- **Required work**:
Images must not appear in your copy; reproduce every other part of the records exactly.

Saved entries
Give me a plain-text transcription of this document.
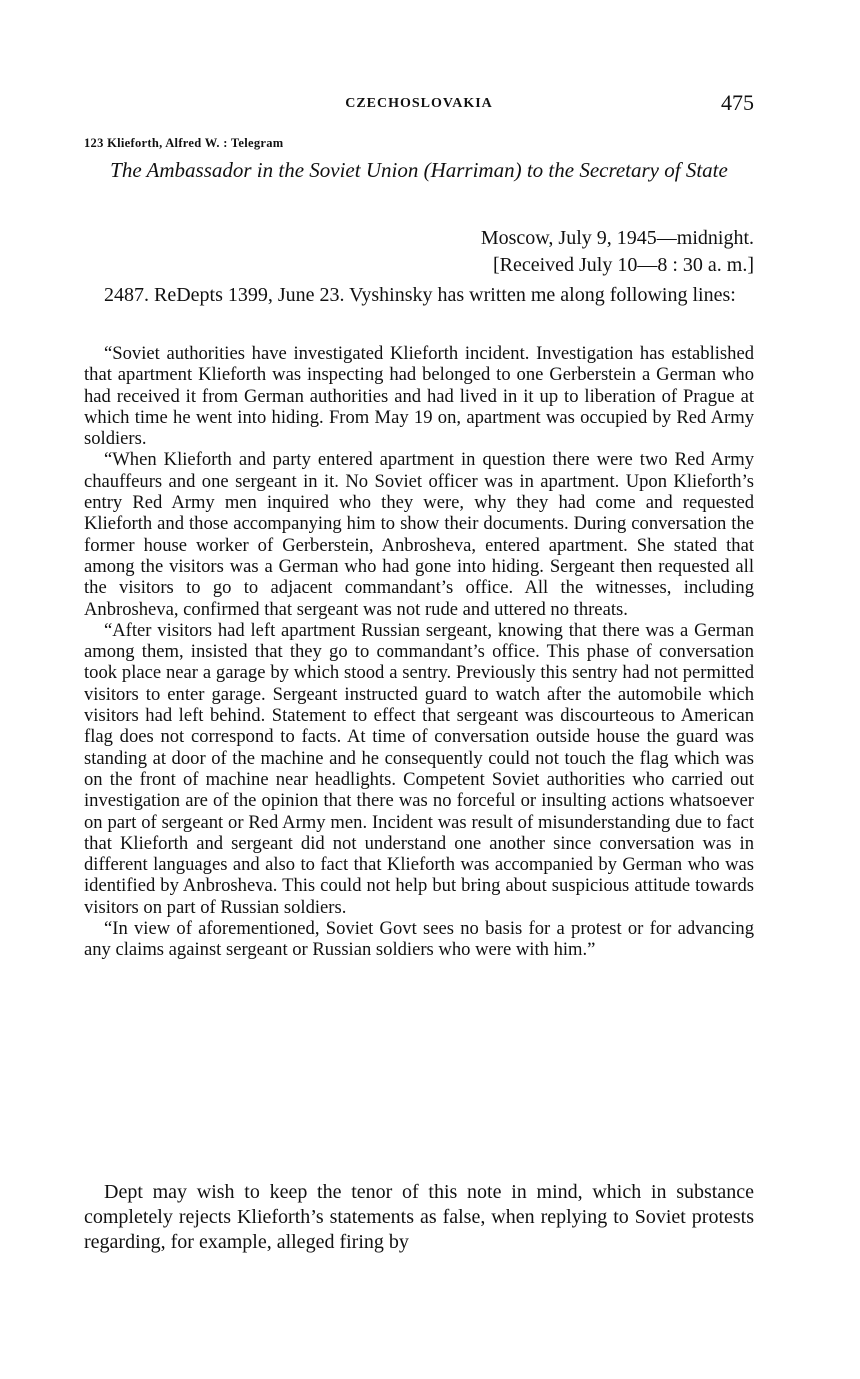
CZECHOSLOVAKIA	475
123 Klieforth, Alfred W. : Telegram
The Ambassador in the Soviet Union (Harriman) to the Secretary of State
Moscow, July 9, 1945—midnight.
[Received July 10—8 : 30 a. m.]

2487. ReDepts 1399, June 23. Vyshinsky has written me along following lines:

“Soviet authorities have investigated Klieforth incident. Investigation has established that apartment Klieforth was inspecting had belonged to one Gerberstein a German who had received it from German authorities and had lived in it up to liberation of Prague at which time he went into hiding. From May 19 on, apartment was occupied by Red Army soldiers.

“When Klieforth and party entered apartment in question there were two Red Army chauffeurs and one sergeant in it. No Soviet officer was in apartment. Upon Klieforth’s entry Red Army men inquired who they were, why they had come and requested Klieforth and those accompanying him to show their documents. During conversation the former house worker of Gerberstein, Anbrosheva, entered apartment. She stated that among the visitors was a German who had gone into hiding. Sergeant then requested all the visitors to go to adjacent commandant’s office. All the witnesses, including Anbrosheva, confirmed that sergeant was not rude and uttered no threats.

“After visitors had left apartment Russian sergeant, knowing that there was a German among them, insisted that they go to commandant’s office. This phase of conversation took place near a garage by which stood a sentry. Previously this sentry had not permitted visitors to enter garage. Sergeant instructed guard to watch after the automobile which visitors had left behind. Statement to effect that sergeant was discourteous to American flag does not correspond to facts. At time of conversation outside house the guard was standing at door of the machine and he consequently could not touch the flag which was on the front of machine near headlights. Competent Soviet authorities who carried out investigation are of the opinion that there was no forceful or insulting actions whatsoever on part of sergeant or Red Army men. Incident was result of misunderstanding due to fact that Klieforth and sergeant did not understand one another since conversation was in different languages and also to fact that Klieforth was accompanied by German who was identified by Anbrosheva. This could not help but bring about suspicious attitude towards visitors on part of Russian soldiers.

“In view of aforementioned, Soviet Govt sees no basis for a protest or for advancing any claims against sergeant or Russian soldiers who were with him.”

Dept may wish to keep the tenor of this note in mind, which in substance completely rejects Klieforth’s statements as false, when replying to Soviet protests regarding, for example, alleged firing by
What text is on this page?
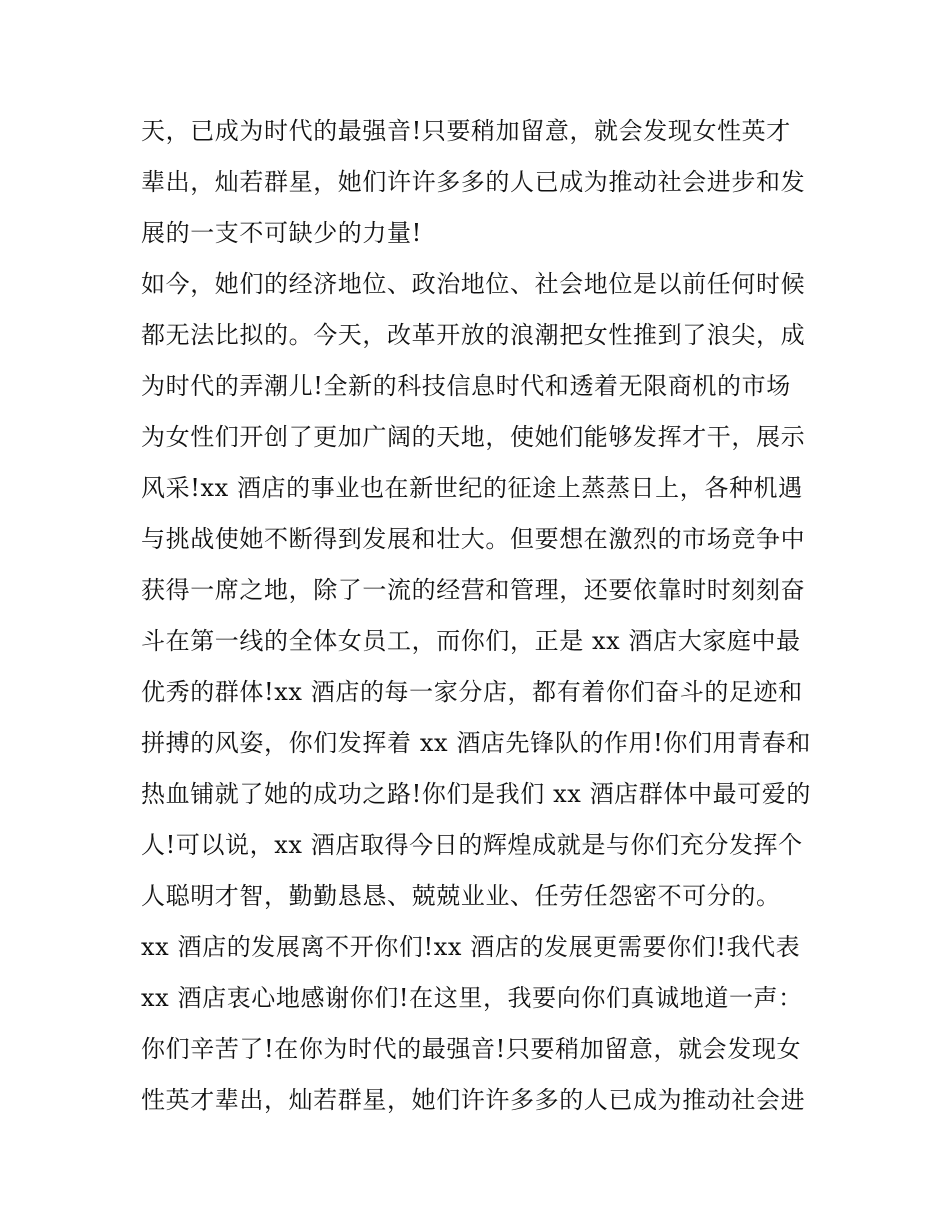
天，已成为时代的最强音!只要稍加留意，就会发现女性英才
辈出，灿若群星，她们许许多多的人已成为推动社会进步和发
展的一支不可缺少的力量!
如今，她们的经济地位、政治地位、社会地位是以前任何时候
都无法比拟的。今天，改革开放的浪潮把女性推到了浪尖，成
为时代的弄潮儿!全新的科技信息时代和透着无限商机的市场
为女性们开创了更加广阔的天地，使她们能够发挥才干，展示
风采!xx 酒店的事业也在新世纪的征途上蒸蒸日上，各种机遇
与挑战使她不断得到发展和壮大。但要想在激烈的市场竞争中
获得一席之地，除了一流的经营和管理，还要依靠时时刻刻奋
斗在第一线的全体女员工，而你们，正是 xx 酒店大家庭中最
优秀的群体!xx 酒店的每一家分店，都有着你们奋斗的足迹和
拼搏的风姿，你们发挥着 xx 酒店先锋队的作用!你们用青春和
热血铺就了她的成功之路!你们是我们 xx 酒店群体中最可爱的
人!可以说，xx 酒店取得今日的辉煌成就是与你们充分发挥个
人聪明才智，勤勤恳恳、兢兢业业、任劳任怨密不可分的。
xx 酒店的发展离不开你们!xx 酒店的发展更需要你们!我代表
xx 酒店衷心地感谢你们!在这里，我要向你们真诚地道一声：
你们辛苦了!在你为时代的最强音!只要稍加留意，就会发现女
性英才辈出，灿若群星，她们许许多多的人已成为推动社会进
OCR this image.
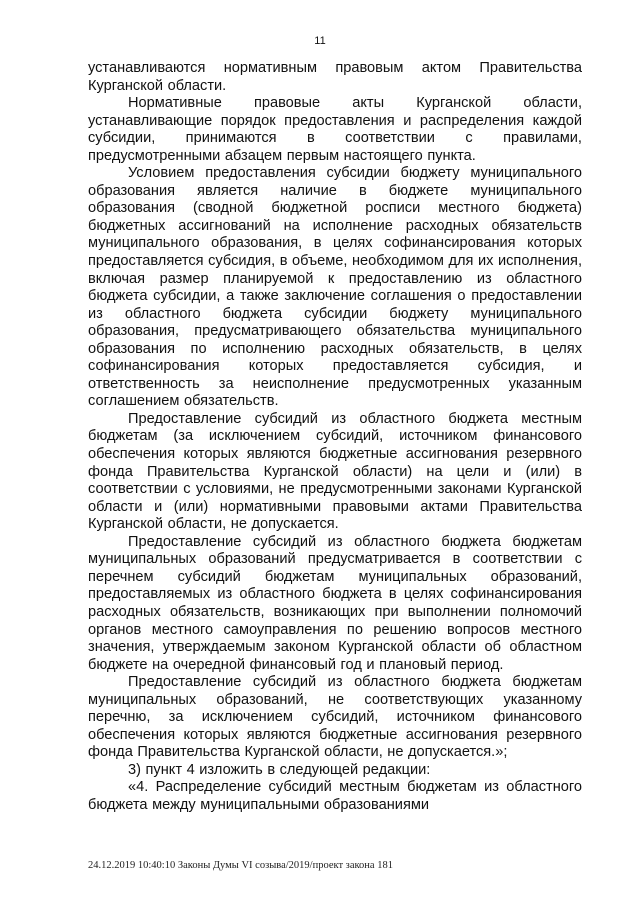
11

устанавливаются нормативным правовым актом Правительства Курганской области.

Нормативные правовые акты Курганской области, устанавливающие порядок предоставления и распределения каждой субсидии, принимаются в соответствии с правилами, предусмотренными абзацем первым настоящего пункта.

Условием предоставления субсидии бюджету муниципального образования является наличие в бюджете муниципального образования (сводной бюджетной росписи местного бюджета) бюджетных ассигнований на исполнение расходных обязательств муниципального образования, в целях софинансирования которых предоставляется субсидия, в объеме, необходимом для их исполнения, включая размер планируемой к предоставлению из областного бюджета субсидии, а также заключение соглашения о предоставлении из областного бюджета субсидии бюджету муниципального образования, предусматривающего обязательства муниципального образования по исполнению расходных обязательств, в целях софинансирования которых предоставляется субсидия, и ответственность за неисполнение предусмотренных указанным соглашением обязательств.

Предоставление субсидий из областного бюджета местным бюджетам (за исключением субсидий, источником финансового обеспечения которых являются бюджетные ассигнования резервного фонда Правительства Курганской области) на цели и (или) в соответствии с условиями, не предусмотренными законами Курганской области и (или) нормативными правовыми актами Правительства Курганской области, не допускается.

Предоставление субсидий из областного бюджета бюджетам муниципальных образований предусматривается в соответствии с перечнем субсидий бюджетам муниципальных образований, предоставляемых из областного бюджета в целях софинансирования расходных обязательств, возникающих при выполнении полномочий органов местного самоуправления по решению вопросов местного значения, утверждаемым законом Курганской области об областном бюджете на очередной финансовый год и плановый период.

Предоставление субсидий из областного бюджета бюджетам муниципальных образований, не соответствующих указанному перечню, за исключением субсидий, источником финансового обеспечения которых являются бюджетные ассигнования резервного фонда Правительства Курганской области, не допускается.»;

3) пункт 4 изложить в следующей редакции:

«4. Распределение субсидий местным бюджетам из областного бюджета между муниципальными образованиями

24.12.2019 10:40:10 Законы Думы VI созыва/2019/проект закона 181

- **Output of the exercise**:
Give me a plain-text transcription of this document.
CZECHOSLOVAKIA	475
123 Klieforth, Alfred W. : Telegram
The Ambassador in the Soviet Union (Harriman) to the Secretary of State
Moscow, July 9, 1945—midnight.
[Received July 10—8 : 30 a. m.]

2487. ReDepts 1399, June 23. Vyshinsky has written me along following lines:

“Soviet authorities have investigated Klieforth incident. Investigation has established that apartment Klieforth was inspecting had belonged to one Gerberstein a German who had received it from German authorities and had lived in it up to liberation of Prague at which time he went into hiding. From May 19 on, apartment was occupied by Red Army soldiers.

“When Klieforth and party entered apartment in question there were two Red Army chauffeurs and one sergeant in it. No Soviet officer was in apartment. Upon Klieforth’s entry Red Army men inquired who they were, why they had come and requested Klieforth and those accompanying him to show their documents. During conversation the former house worker of Gerberstein, Anbrosheva, entered apartment. She stated that among the visitors was a German who had gone into hiding. Sergeant then requested all the visitors to go to adjacent commandant’s office. All the witnesses, including Anbrosheva, confirmed that sergeant was not rude and uttered no threats.

“After visitors had left apartment Russian sergeant, knowing that there was a German among them, insisted that they go to commandant’s office. This phase of conversation took place near a garage by which stood a sentry. Previously this sentry had not permitted visitors to enter garage. Sergeant instructed guard to watch after the automobile which visitors had left behind. Statement to effect that sergeant was discourteous to American flag does not correspond to facts. At time of conversation outside house the guard was standing at door of the machine and he consequently could not touch the flag which was on the front of machine near headlights. Competent Soviet authorities who carried out investigation are of the opinion that there was no forceful or insulting actions whatsoever on part of sergeant or Red Army men. Incident was result of misunderstanding due to fact that Klieforth and sergeant did not understand one another since conversation was in different languages and also to fact that Klieforth was accompanied by German who was identified by Anbrosheva. This could not help but bring about suspicious attitude towards visitors on part of Russian soldiers.

“In view of aforementioned, Soviet Govt sees no basis for a protest or for advancing any claims against sergeant or Russian soldiers who were with him.”

Dept may wish to keep the tenor of this note in mind, which in substance completely rejects Klieforth’s statements as false, when replying to Soviet protests regarding, for example, alleged firing by
What text is on this page?
天，已成为时代的最强音!只要稍加留意，就会发现女性英才
辈出，灿若群星，她们许许多多的人已成为推动社会进步和发
展的一支不可缺少的力量!
如今，她们的经济地位、政治地位、社会地位是以前任何时候
都无法比拟的。今天，改革开放的浪潮把女性推到了浪尖，成
为时代的弄潮儿!全新的科技信息时代和透着无限商机的市场
为女性们开创了更加广阔的天地，使她们能够发挥才干，展示
风采!xx 酒店的事业也在新世纪的征途上蒸蒸日上，各种机遇
与挑战使她不断得到发展和壮大。但要想在激烈的市场竞争中
获得一席之地，除了一流的经营和管理，还要依靠时时刻刻奋
斗在第一线的全体女员工，而你们，正是 xx 酒店大家庭中最
优秀的群体!xx 酒店的每一家分店，都有着你们奋斗的足迹和
拼搏的风姿，你们发挥着 xx 酒店先锋队的作用!你们用青春和
热血铺就了她的成功之路!你们是我们 xx 酒店群体中最可爱的
人!可以说，xx 酒店取得今日的辉煌成就是与你们充分发挥个
人聪明才智，勤勤恳恳、兢兢业业、任劳任怨密不可分的。
xx 酒店的发展离不开你们!xx 酒店的发展更需要你们!我代表
xx 酒店衷心地感谢你们!在这里，我要向你们真诚地道一声：
你们辛苦了!在你为时代的最强音!只要稍加留意，就会发现女
性英才辈出，灿若群星，她们许许多多的人已成为推动社会进
OCR this image.
11

устанавливаются нормативным правовым актом Правительства Курганской области.

Нормативные правовые акты Курганской области, устанавливающие порядок предоставления и распределения каждой субсидии, принимаются в соответствии с правилами, предусмотренными абзацем первым настоящего пункта.

Условием предоставления субсидии бюджету муниципального образования является наличие в бюджете муниципального образования (сводной бюджетной росписи местного бюджета) бюджетных ассигнований на исполнение расходных обязательств муниципального образования, в целях софинансирования которых предоставляется субсидия, в объеме, необходимом для их исполнения, включая размер планируемой к предоставлению из областного бюджета субсидии, а также заключение соглашения о предоставлении из областного бюджета субсидии бюджету муниципального образования, предусматривающего обязательства муниципального образования по исполнению расходных обязательств, в целях софинансирования которых предоставляется субсидия, и ответственность за неисполнение предусмотренных указанным соглашением обязательств.

Предоставление субсидий из областного бюджета местным бюджетам (за исключением субсидий, источником финансового обеспечения которых являются бюджетные ассигнования резервного фонда Правительства Курганской области) на цели и (или) в соответствии с условиями, не предусмотренными законами Курганской области и (или) нормативными правовыми актами Правительства Курганской области, не допускается.

Предоставление субсидий из областного бюджета бюджетам муниципальных образований предусматривается в соответствии с перечнем субсидий бюджетам муниципальных образований, предоставляемых из областного бюджета в целях софинансирования расходных обязательств, возникающих при выполнении полномочий органов местного самоуправления по решению вопросов местного значения, утверждаемым законом Курганской области об областном бюджете на очередной финансовый год и плановый период.

Предоставление субсидий из областного бюджета бюджетам муниципальных образований, не соответствующих указанному перечню, за исключением субсидий, источником финансового обеспечения которых являются бюджетные ассигнования резервного фонда Правительства Курганской области, не допускается.»;

3) пункт 4 изложить в следующей редакции:

«4. Распределение субсидий местным бюджетам из областного бюджета между муниципальными образованиями

24.12.2019 10:40:10 Законы Думы VI созыва/2019/проект закона 181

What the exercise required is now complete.